▶ _RECORDS TO USE_:
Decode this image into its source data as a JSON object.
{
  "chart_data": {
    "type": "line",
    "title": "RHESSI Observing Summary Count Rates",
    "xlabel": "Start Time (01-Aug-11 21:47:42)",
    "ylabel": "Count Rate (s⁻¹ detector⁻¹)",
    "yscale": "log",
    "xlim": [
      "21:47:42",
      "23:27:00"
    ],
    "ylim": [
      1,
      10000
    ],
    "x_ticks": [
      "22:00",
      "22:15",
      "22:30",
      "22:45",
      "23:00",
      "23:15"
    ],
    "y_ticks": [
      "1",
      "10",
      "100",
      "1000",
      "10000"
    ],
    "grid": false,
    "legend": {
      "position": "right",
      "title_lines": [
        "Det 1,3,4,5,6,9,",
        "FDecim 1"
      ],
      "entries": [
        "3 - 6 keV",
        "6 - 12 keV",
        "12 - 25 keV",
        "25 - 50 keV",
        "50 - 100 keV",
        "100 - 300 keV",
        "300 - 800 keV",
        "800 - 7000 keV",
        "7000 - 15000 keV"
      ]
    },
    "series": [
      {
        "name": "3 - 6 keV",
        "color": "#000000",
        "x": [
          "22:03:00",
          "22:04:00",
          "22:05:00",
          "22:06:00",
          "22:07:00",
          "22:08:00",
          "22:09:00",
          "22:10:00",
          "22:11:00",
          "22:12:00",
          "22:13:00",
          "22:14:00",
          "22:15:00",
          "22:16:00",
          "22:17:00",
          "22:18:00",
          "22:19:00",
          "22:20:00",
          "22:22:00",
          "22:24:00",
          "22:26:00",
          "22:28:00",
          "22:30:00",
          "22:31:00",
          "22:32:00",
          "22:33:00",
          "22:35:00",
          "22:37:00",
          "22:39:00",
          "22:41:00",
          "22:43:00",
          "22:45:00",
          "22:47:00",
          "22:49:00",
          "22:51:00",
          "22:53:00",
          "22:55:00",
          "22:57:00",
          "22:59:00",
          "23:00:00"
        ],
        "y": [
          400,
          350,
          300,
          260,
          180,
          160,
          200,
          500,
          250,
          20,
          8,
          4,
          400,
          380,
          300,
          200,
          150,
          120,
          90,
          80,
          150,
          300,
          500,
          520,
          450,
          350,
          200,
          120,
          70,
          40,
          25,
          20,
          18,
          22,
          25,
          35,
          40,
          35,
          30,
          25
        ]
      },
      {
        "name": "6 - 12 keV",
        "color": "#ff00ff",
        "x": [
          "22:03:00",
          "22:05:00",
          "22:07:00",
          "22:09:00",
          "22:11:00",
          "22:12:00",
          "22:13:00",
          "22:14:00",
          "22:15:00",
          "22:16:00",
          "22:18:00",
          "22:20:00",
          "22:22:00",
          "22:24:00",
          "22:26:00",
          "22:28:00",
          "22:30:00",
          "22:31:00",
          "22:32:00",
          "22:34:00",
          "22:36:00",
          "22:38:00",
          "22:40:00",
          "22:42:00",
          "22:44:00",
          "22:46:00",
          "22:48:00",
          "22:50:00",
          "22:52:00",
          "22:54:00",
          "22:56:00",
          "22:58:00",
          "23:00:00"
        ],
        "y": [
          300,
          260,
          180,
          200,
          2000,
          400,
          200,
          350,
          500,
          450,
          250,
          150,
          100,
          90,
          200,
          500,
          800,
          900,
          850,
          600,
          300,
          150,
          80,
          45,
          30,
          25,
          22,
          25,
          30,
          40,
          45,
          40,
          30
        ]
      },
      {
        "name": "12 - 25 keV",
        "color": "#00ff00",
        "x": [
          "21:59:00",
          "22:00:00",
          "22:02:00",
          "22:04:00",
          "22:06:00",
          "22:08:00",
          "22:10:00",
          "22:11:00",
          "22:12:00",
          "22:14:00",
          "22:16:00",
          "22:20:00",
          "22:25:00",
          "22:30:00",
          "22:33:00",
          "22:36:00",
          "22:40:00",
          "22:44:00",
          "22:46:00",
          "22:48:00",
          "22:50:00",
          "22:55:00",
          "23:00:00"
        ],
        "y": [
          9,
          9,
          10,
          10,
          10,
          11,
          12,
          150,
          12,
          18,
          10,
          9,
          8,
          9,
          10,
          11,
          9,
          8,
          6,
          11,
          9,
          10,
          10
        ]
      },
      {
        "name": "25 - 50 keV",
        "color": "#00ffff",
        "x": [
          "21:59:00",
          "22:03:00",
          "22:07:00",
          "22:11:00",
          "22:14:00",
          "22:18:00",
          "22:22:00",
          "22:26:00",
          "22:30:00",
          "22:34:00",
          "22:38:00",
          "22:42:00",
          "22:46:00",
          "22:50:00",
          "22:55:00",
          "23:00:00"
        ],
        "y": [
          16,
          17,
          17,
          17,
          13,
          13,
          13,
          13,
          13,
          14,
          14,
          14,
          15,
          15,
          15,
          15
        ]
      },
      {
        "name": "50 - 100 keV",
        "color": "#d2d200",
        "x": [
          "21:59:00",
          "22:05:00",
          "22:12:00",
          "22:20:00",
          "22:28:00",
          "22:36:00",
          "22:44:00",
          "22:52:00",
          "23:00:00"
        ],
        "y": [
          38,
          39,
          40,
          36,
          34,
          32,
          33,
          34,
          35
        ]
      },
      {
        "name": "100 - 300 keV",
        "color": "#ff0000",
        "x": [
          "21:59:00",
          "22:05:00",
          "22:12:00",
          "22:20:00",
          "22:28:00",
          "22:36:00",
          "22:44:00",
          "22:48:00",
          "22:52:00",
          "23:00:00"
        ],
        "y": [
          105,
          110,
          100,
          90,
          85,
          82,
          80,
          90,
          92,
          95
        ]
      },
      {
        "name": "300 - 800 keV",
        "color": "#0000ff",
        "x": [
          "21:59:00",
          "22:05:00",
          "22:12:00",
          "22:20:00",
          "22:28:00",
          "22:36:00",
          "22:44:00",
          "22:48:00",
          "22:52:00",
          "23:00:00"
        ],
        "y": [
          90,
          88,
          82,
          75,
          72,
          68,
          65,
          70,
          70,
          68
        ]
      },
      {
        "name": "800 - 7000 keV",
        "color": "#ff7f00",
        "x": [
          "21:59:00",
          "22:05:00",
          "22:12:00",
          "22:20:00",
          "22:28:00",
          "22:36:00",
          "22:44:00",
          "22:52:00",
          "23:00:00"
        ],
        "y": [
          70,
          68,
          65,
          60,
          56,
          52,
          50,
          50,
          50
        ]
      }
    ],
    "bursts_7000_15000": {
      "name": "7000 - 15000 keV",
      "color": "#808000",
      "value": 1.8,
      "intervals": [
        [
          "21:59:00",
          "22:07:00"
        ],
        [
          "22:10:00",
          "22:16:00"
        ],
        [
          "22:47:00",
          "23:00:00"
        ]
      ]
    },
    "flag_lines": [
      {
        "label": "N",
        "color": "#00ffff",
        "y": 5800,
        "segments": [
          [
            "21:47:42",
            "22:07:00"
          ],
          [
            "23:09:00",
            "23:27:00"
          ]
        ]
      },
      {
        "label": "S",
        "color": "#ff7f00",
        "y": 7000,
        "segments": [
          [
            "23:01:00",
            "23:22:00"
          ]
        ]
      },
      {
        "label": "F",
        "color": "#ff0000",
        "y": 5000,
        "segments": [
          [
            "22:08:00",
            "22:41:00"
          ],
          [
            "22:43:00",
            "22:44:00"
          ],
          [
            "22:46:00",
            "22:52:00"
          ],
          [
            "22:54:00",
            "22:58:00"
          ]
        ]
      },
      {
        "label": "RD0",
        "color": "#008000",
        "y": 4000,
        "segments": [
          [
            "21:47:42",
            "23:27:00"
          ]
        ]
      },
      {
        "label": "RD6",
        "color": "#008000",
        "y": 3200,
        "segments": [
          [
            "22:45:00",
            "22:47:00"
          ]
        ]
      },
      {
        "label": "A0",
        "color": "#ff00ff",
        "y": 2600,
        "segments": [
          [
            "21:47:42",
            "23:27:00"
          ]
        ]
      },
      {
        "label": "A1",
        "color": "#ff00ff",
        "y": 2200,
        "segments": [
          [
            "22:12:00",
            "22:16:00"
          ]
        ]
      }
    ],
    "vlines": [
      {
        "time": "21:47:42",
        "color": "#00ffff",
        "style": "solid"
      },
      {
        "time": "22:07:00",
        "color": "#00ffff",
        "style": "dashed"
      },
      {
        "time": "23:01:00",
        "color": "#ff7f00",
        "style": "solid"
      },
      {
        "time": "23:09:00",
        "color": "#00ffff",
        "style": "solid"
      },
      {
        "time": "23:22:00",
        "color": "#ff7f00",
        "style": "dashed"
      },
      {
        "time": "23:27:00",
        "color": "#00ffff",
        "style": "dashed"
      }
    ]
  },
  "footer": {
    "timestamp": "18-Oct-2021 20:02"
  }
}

▶ _WHAT NEEDS TO BE DONE_:
How many of the lines above contain the string "name"? Give the number only.

▶ _SOLUTION BELOW_:
9